### [What to produce]
In the copy, keep every record exact and leave out all images.

### [Records for the task]
• • • • • • •

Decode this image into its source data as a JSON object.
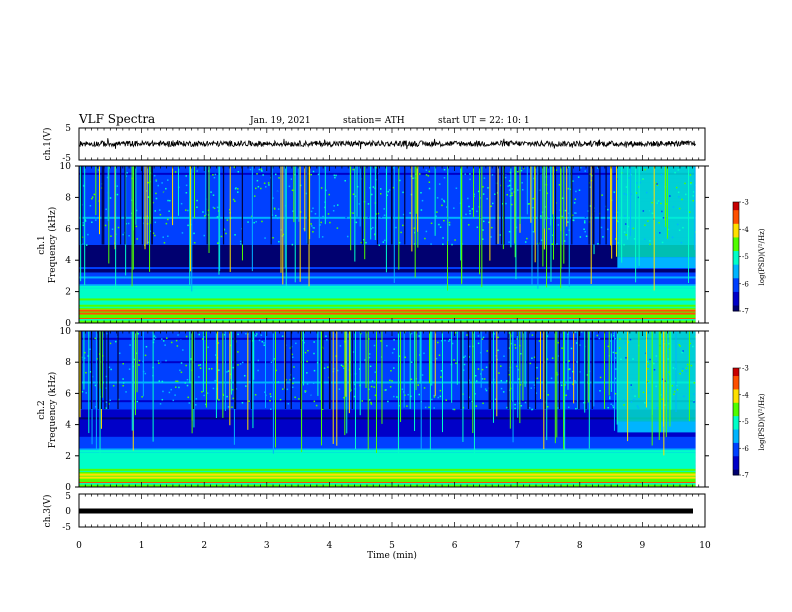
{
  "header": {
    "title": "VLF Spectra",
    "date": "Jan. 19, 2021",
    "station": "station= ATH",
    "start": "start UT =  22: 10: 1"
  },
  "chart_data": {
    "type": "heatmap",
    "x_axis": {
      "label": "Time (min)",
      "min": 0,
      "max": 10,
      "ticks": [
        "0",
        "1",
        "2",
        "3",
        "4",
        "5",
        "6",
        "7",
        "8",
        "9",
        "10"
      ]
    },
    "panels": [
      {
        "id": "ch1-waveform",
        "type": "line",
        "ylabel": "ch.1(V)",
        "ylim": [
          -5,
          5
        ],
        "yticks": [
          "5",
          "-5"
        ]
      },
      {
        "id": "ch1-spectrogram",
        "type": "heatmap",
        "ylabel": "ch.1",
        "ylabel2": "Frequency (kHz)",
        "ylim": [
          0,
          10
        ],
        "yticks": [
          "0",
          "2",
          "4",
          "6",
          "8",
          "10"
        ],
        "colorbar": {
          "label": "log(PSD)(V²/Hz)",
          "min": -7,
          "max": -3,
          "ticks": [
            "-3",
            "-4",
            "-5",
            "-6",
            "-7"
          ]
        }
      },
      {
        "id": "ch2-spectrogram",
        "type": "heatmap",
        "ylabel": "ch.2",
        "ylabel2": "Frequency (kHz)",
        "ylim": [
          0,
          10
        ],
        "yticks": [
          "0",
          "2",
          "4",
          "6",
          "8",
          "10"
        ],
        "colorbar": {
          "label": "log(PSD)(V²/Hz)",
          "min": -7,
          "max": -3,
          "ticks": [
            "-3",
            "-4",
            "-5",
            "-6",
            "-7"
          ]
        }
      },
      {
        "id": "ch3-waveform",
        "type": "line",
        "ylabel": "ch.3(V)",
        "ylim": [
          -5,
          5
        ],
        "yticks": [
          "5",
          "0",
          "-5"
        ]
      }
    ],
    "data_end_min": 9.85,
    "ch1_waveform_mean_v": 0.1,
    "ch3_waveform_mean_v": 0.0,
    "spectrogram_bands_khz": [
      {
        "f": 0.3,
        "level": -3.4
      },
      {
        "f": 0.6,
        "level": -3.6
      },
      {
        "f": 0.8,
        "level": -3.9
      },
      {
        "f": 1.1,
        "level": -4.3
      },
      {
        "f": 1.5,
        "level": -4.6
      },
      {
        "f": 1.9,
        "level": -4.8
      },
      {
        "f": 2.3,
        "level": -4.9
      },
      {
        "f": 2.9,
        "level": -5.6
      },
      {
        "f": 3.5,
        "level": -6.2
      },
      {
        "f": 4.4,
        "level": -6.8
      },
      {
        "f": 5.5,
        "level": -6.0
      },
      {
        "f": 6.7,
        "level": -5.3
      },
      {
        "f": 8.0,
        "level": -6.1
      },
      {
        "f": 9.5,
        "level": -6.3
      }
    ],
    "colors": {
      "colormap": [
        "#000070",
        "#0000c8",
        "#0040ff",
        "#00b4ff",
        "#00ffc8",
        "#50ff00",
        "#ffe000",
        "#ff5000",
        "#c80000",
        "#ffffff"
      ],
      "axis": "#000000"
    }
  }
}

• • • • • • •

### [Answer to this problem]
Decode this image into its source data as a JSON object.
{
  "header": {
    "title": "VLF Spectra",
    "date": "Jan. 19, 2021",
    "station": "station= ATH",
    "start": "start UT =  22: 10: 1"
  },
  "chart_data": {
    "type": "heatmap",
    "x_axis": {
      "label": "Time (min)",
      "min": 0,
      "max": 10,
      "ticks": [
        "0",
        "1",
        "2",
        "3",
        "4",
        "5",
        "6",
        "7",
        "8",
        "9",
        "10"
      ]
    },
    "panels": [
      {
        "id": "ch1-waveform",
        "type": "line",
        "ylabel": "ch.1(V)",
        "ylim": [
          -5,
          5
        ],
        "yticks": [
          "5",
          "-5"
        ]
      },
      {
        "id": "ch1-spectrogram",
        "type": "heatmap",
        "ylabel": "ch.1",
        "ylabel2": "Frequency (kHz)",
        "ylim": [
          0,
          10
        ],
        "yticks": [
          "0",
          "2",
          "4",
          "6",
          "8",
          "10"
        ],
        "colorbar": {
          "label": "log(PSD)(V²/Hz)",
          "min": -7,
          "max": -3,
          "ticks": [
            "-3",
            "-4",
            "-5",
            "-6",
            "-7"
          ]
        }
      },
      {
        "id": "ch2-spectrogram",
        "type": "heatmap",
        "ylabel": "ch.2",
        "ylabel2": "Frequency (kHz)",
        "ylim": [
          0,
          10
        ],
        "yticks": [
          "0",
          "2",
          "4",
          "6",
          "8",
          "10"
        ],
        "colorbar": {
          "label": "log(PSD)(V²/Hz)",
          "min": -7,
          "max": -3,
          "ticks": [
            "-3",
            "-4",
            "-5",
            "-6",
            "-7"
          ]
        }
      },
      {
        "id": "ch3-waveform",
        "type": "line",
        "ylabel": "ch.3(V)",
        "ylim": [
          -5,
          5
        ],
        "yticks": [
          "5",
          "0",
          "-5"
        ]
      }
    ],
    "data_end_min": 9.85,
    "ch1_waveform_mean_v": 0.1,
    "ch3_waveform_mean_v": 0.0,
    "spectrogram_bands_khz": [
      {
        "f": 0.3,
        "level": -3.4
      },
      {
        "f": 0.6,
        "level": -3.6
      },
      {
        "f": 0.8,
        "level": -3.9
      },
      {
        "f": 1.1,
        "level": -4.3
      },
      {
        "f": 1.5,
        "level": -4.6
      },
      {
        "f": 1.9,
        "level": -4.8
      },
      {
        "f": 2.3,
        "level": -4.9
      },
      {
        "f": 2.9,
        "level": -5.6
      },
      {
        "f": 3.5,
        "level": -6.2
      },
      {
        "f": 4.4,
        "level": -6.8
      },
      {
        "f": 5.5,
        "level": -6.0
      },
      {
        "f": 6.7,
        "level": -5.3
      },
      {
        "f": 8.0,
        "level": -6.1
      },
      {
        "f": 9.5,
        "level": -6.3
      }
    ],
    "colors": {
      "colormap": [
        "#000070",
        "#0000c8",
        "#0040ff",
        "#00b4ff",
        "#00ffc8",
        "#50ff00",
        "#ffe000",
        "#ff5000",
        "#c80000",
        "#ffffff"
      ],
      "axis": "#000000"
    }
  }
}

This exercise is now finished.